§ **MATERIAL FOR THIS EXERCISE**:
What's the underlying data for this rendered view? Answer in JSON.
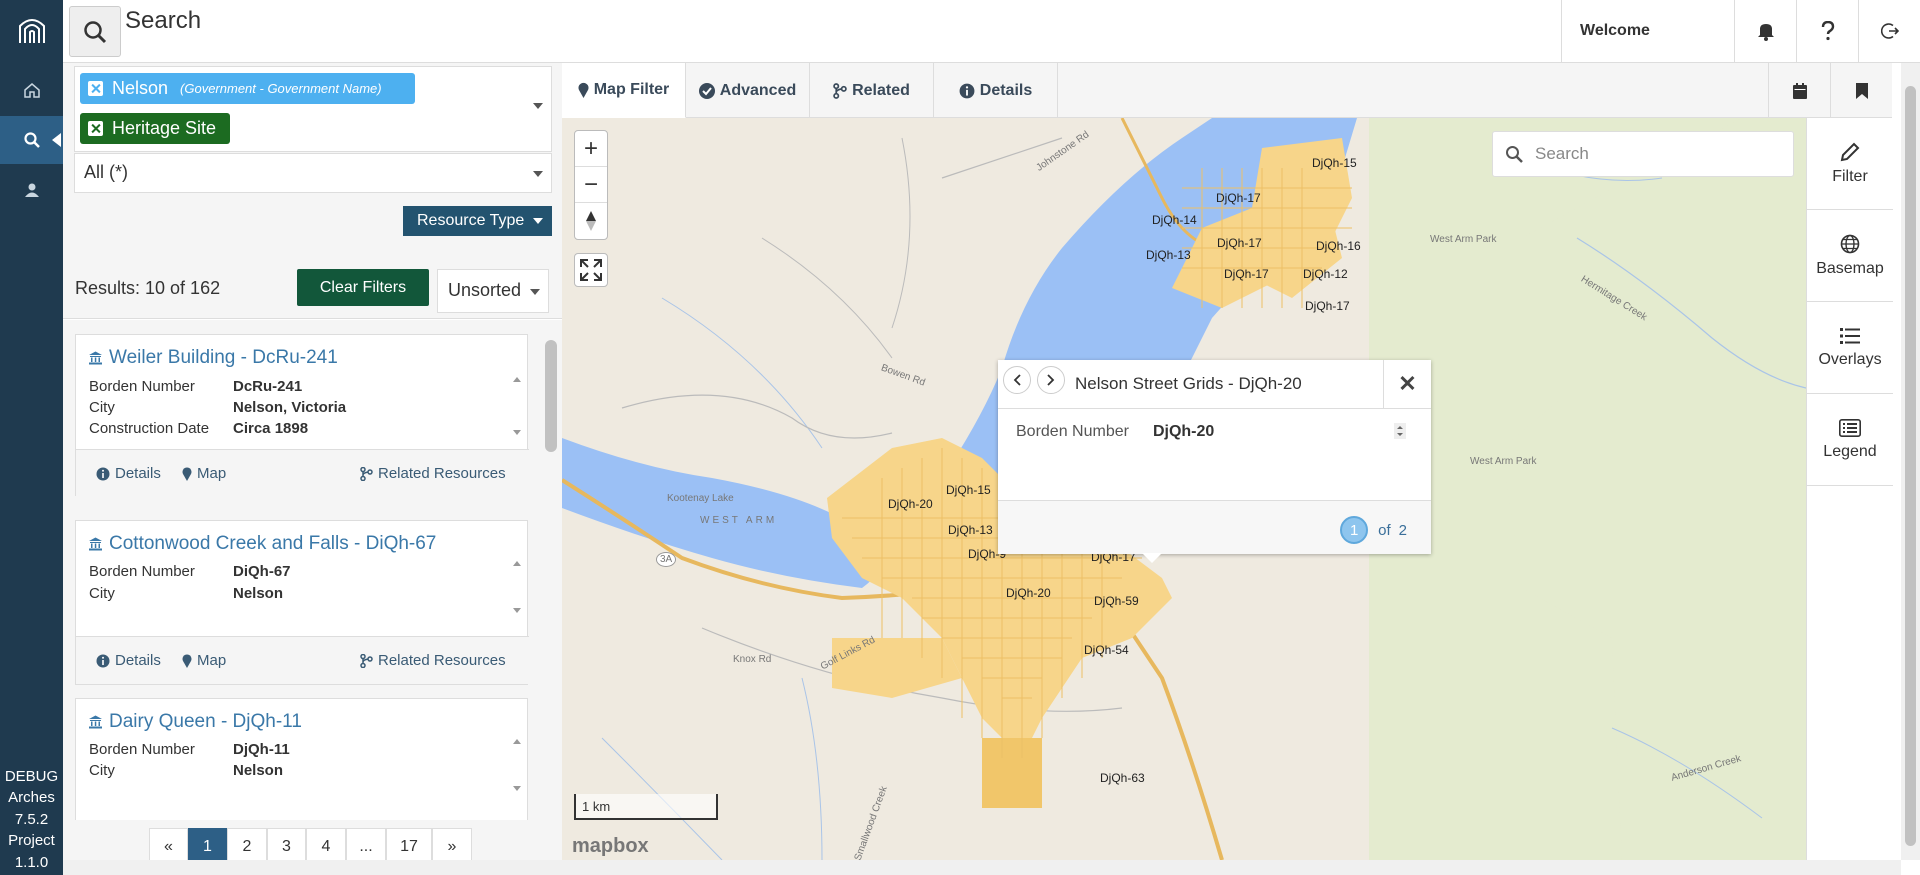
{
  "topbar": {
    "title": "Search",
    "welcome": "Welcome"
  },
  "nav": {
    "version_lines": [
      "DEBUG",
      "Arches",
      "7.5.2",
      "Project",
      "1.1.0"
    ]
  },
  "filters": {
    "tags": [
      {
        "label": "Nelson",
        "sub": "(Government - Government Name)",
        "color": "#4db0f0"
      },
      {
        "label": "Heritage Site",
        "color": "#1c6b21"
      }
    ],
    "all_select": "All (*)",
    "resource_type": "Resource Type"
  },
  "results": {
    "count": "Results: 10 of 162",
    "clear_filters": "Clear Filters",
    "sort": "Unsorted",
    "cards": [
      {
        "title": "Weiler Building - DcRu-241",
        "rows": [
          {
            "label": "Borden Number",
            "value": "DcRu-241"
          },
          {
            "label": "City",
            "value": "Nelson, Victoria"
          },
          {
            "label": "Construction Date",
            "value": "Circa 1898"
          }
        ]
      },
      {
        "title": "Cottonwood Creek and Falls - DiQh-67",
        "rows": [
          {
            "label": "Borden Number",
            "value": "DiQh-67"
          },
          {
            "label": "City",
            "value": "Nelson"
          }
        ]
      },
      {
        "title": "Dairy Queen - DjQh-11",
        "rows": [
          {
            "label": "Borden Number",
            "value": "DjQh-11"
          },
          {
            "label": "City",
            "value": "Nelson"
          }
        ]
      }
    ],
    "actions": {
      "details": "Details",
      "map": "Map",
      "related": "Related Resources"
    }
  },
  "pager": {
    "prev": "«",
    "pages": [
      "1",
      "2",
      "3",
      "4",
      "...",
      "17"
    ],
    "next": "»",
    "current": "1"
  },
  "map_tabs": {
    "map_filter": "Map Filter",
    "advanced": "Advanced",
    "related": "Related",
    "details": "Details"
  },
  "map": {
    "search_placeholder": "Search",
    "scale": "1 km",
    "attribution": "mapbox",
    "labels": [
      "DjQh-15",
      "DjQh-17",
      "DjQh-14",
      "DjQh-17",
      "DjQh-16",
      "DjQh-13",
      "DjQh-17",
      "DjQh-12",
      "DjQh-17",
      "DjQh-20",
      "DjQh-15",
      "DjQh-13",
      "DjQh-9",
      "DjQh-17",
      "DjQh-20",
      "DjQh-59",
      "DjQh-54",
      "DjQh-63"
    ],
    "place_names": [
      "Kootenay Lake",
      "WEST ARM",
      "West Arm Park",
      "Hermitage Creek",
      "West Arm Park",
      "Anderson Creek",
      "Knox Rd",
      "Golf Links Rd",
      "Smallwood Creek",
      "Johnstone Rd",
      "Bowen Rd",
      "3A"
    ]
  },
  "popup": {
    "title": "Nelson Street Grids - DjQh-20",
    "row_label": "Borden Number",
    "row_value": "DjQh-20",
    "page": "1",
    "of": "of",
    "total": "2"
  },
  "right_panel": {
    "filter": "Filter",
    "basemap": "Basemap",
    "overlays": "Overlays",
    "legend": "Legend"
  },
  "colors": {
    "nav": "#1f3a4f",
    "accent": "#2d5f86",
    "water": "#9bc0f5",
    "land": "#efeae0",
    "urban": "#f7d58a"
  }
}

§ **TASK DETAILS**:
How many lines of the data contain the word "Search"? Answer with the number alone.

§ **ANSWER TO THIS PROBLEM**:
2